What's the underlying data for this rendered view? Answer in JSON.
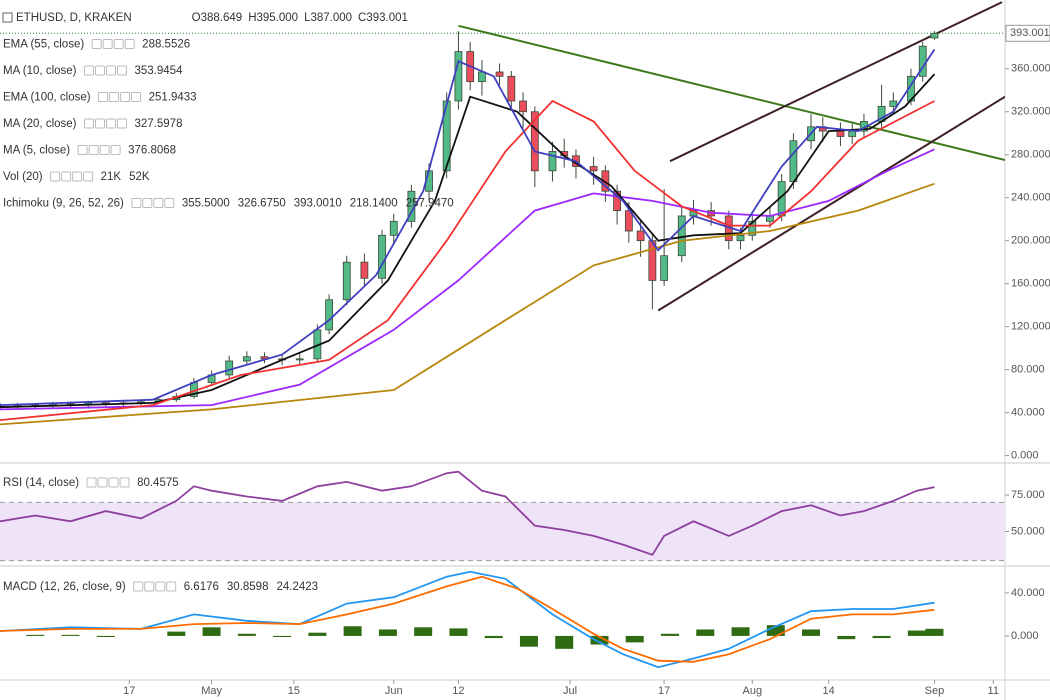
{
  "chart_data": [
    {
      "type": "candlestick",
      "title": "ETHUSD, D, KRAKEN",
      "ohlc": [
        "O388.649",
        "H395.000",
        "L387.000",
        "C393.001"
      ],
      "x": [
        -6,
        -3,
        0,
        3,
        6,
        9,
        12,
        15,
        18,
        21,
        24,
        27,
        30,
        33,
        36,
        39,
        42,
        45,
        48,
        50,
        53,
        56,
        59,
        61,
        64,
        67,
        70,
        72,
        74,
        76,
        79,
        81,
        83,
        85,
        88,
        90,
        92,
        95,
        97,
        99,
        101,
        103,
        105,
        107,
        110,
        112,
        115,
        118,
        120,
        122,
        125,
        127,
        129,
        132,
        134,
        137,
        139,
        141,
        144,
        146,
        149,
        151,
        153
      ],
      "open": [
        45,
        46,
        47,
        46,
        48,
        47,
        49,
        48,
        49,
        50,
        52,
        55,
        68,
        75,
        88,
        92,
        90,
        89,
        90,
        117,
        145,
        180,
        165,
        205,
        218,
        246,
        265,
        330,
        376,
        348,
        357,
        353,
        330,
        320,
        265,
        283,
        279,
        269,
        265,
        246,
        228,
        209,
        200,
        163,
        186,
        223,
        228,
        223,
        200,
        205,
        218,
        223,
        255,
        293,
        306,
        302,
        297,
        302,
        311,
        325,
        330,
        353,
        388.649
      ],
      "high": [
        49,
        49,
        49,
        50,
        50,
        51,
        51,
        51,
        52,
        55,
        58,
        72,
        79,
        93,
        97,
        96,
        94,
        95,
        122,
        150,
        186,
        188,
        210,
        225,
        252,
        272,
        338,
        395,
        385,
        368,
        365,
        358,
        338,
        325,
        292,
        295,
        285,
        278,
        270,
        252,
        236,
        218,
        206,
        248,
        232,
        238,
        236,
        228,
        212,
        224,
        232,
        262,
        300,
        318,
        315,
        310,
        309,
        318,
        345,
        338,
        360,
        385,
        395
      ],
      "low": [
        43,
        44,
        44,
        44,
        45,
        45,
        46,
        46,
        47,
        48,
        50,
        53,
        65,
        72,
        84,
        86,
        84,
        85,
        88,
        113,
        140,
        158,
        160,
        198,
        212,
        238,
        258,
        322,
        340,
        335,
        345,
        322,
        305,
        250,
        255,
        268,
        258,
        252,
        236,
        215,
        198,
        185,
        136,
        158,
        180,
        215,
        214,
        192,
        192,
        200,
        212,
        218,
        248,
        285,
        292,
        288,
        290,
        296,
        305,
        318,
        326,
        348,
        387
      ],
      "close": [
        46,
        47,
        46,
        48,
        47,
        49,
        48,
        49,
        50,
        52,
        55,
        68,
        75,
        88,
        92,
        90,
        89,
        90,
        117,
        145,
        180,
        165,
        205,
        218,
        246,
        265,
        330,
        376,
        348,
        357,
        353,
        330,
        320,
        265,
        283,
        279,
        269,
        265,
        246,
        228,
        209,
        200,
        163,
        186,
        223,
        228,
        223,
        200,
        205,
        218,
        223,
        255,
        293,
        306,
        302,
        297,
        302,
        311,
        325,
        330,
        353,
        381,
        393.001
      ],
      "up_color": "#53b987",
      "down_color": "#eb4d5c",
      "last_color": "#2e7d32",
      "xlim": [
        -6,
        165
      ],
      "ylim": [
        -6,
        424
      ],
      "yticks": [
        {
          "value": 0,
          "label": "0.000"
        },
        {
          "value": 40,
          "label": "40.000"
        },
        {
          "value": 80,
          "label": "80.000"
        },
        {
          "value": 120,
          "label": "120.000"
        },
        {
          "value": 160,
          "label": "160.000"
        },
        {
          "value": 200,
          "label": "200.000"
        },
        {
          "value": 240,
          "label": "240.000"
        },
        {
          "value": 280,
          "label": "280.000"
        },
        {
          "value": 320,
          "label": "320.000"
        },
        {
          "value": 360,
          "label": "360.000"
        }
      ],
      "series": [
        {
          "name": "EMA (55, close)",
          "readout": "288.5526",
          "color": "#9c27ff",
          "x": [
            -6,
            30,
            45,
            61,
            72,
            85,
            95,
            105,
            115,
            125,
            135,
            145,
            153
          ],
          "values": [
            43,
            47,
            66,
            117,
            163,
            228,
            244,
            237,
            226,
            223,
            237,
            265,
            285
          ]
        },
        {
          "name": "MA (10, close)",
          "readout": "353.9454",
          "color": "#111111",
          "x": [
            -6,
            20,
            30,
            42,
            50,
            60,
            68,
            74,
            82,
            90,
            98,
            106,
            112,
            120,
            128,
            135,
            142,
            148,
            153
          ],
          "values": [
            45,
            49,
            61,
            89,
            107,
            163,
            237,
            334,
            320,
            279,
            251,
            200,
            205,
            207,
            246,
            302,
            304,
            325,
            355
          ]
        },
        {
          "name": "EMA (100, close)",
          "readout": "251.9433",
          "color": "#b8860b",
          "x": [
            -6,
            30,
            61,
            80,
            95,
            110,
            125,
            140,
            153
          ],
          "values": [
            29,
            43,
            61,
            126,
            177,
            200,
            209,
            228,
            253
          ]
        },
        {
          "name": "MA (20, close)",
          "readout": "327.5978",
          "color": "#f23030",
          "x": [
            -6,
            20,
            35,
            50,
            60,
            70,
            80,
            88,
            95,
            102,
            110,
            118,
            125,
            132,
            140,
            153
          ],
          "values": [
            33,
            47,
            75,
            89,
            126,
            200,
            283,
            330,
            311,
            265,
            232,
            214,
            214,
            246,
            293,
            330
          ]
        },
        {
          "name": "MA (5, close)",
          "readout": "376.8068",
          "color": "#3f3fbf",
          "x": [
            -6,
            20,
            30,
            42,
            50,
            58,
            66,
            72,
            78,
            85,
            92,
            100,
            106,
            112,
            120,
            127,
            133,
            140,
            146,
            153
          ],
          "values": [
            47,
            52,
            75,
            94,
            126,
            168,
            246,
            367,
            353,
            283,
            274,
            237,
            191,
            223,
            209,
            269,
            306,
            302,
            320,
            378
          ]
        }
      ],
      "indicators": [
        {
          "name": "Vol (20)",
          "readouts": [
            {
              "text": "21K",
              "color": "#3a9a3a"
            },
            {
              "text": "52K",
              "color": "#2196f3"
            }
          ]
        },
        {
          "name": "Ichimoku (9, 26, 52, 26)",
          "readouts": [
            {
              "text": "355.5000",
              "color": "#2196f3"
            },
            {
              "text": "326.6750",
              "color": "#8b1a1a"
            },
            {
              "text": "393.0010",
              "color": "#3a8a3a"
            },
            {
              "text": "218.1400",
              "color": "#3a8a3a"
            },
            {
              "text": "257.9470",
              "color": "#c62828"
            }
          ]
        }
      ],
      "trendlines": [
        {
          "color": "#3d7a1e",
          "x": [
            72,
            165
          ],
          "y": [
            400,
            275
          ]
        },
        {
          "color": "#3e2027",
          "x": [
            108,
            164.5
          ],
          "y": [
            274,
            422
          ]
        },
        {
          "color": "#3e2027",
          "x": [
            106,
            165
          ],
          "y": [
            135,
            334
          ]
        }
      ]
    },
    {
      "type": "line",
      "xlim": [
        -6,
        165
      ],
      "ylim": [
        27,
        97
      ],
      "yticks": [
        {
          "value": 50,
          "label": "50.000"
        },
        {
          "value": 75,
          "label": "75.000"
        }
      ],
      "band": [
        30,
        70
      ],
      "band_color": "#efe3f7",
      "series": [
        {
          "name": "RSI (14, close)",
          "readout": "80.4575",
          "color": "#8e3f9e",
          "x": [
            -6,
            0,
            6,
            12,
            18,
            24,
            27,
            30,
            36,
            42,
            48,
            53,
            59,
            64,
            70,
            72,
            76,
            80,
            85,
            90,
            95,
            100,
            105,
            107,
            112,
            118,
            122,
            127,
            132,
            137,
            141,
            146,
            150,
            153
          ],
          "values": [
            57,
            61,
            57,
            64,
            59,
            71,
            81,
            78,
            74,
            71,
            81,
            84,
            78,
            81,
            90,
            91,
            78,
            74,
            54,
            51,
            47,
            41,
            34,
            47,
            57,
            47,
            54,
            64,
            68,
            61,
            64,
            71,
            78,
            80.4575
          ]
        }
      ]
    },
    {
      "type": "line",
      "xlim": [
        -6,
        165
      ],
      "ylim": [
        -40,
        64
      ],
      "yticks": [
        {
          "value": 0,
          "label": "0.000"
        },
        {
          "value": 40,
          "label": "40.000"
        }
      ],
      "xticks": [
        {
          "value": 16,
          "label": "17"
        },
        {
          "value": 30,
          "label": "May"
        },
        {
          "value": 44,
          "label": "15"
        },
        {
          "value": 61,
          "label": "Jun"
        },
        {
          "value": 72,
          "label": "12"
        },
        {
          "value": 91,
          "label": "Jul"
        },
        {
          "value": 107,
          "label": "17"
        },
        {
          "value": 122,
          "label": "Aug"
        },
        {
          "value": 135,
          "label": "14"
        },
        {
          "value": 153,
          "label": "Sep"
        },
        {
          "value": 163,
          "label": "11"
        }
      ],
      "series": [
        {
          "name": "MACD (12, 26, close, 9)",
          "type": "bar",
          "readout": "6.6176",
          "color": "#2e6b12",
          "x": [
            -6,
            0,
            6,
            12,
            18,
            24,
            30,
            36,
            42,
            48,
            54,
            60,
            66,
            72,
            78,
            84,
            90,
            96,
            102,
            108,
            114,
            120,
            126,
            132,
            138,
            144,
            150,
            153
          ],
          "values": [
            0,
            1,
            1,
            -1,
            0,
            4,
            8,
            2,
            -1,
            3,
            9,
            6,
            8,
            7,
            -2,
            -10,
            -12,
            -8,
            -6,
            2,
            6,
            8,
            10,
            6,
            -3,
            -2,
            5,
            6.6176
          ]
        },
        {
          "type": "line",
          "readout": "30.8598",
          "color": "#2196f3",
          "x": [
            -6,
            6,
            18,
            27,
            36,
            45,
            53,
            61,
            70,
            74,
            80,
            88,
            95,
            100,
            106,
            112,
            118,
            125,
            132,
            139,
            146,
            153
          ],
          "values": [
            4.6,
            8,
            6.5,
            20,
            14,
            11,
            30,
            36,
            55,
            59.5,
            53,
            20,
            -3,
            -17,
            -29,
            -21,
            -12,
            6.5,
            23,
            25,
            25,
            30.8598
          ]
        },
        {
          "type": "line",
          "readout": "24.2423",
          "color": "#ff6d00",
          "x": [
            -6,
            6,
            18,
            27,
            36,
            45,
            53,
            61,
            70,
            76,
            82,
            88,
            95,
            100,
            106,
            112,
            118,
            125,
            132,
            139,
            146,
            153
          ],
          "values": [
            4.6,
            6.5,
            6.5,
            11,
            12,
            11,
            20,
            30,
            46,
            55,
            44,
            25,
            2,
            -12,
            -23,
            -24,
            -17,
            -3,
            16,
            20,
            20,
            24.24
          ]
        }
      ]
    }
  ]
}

• _Exercise description_
State, as a bare number, how many lines of the listing hold the word "name".

• _Solution_
9